-- Start of INFORMATION GIVEN --
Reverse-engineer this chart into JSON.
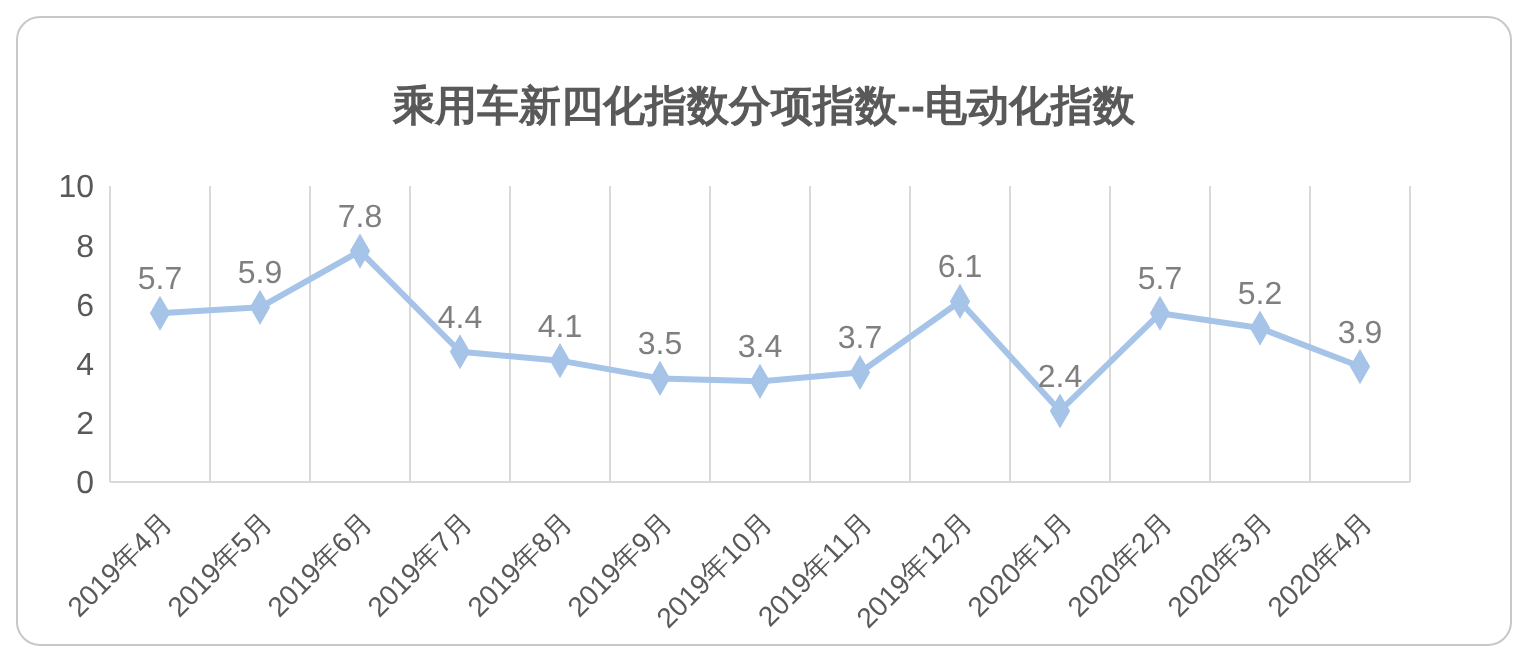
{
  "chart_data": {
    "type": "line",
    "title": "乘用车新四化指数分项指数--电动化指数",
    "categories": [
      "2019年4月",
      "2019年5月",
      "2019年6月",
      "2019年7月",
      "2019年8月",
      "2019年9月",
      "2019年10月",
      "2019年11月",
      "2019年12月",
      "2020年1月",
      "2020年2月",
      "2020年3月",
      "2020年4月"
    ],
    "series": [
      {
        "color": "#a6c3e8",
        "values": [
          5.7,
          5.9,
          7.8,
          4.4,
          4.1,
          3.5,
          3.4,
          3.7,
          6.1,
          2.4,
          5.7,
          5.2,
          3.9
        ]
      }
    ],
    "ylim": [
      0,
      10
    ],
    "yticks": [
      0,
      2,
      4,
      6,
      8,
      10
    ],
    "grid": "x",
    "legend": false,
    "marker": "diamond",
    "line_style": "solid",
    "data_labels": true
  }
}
-- End of INFORMATION GIVEN --
> **WHAT NEEDS TO BE DONE**:
Copy all the records above exactly, but leave out the pictures.

> **EXERCISE SOLUTION**:
Reverse-engineer this chart into JSON.
{
  "chart_data": {
    "type": "line",
    "title": "乘用车新四化指数分项指数--电动化指数",
    "categories": [
      "2019年4月",
      "2019年5月",
      "2019年6月",
      "2019年7月",
      "2019年8月",
      "2019年9月",
      "2019年10月",
      "2019年11月",
      "2019年12月",
      "2020年1月",
      "2020年2月",
      "2020年3月",
      "2020年4月"
    ],
    "series": [
      {
        "color": "#a6c3e8",
        "values": [
          5.7,
          5.9,
          7.8,
          4.4,
          4.1,
          3.5,
          3.4,
          3.7,
          6.1,
          2.4,
          5.7,
          5.2,
          3.9
        ]
      }
    ],
    "ylim": [
      0,
      10
    ],
    "yticks": [
      0,
      2,
      4,
      6,
      8,
      10
    ],
    "grid": "x",
    "legend": false,
    "marker": "diamond",
    "line_style": "solid",
    "data_labels": true
  }
}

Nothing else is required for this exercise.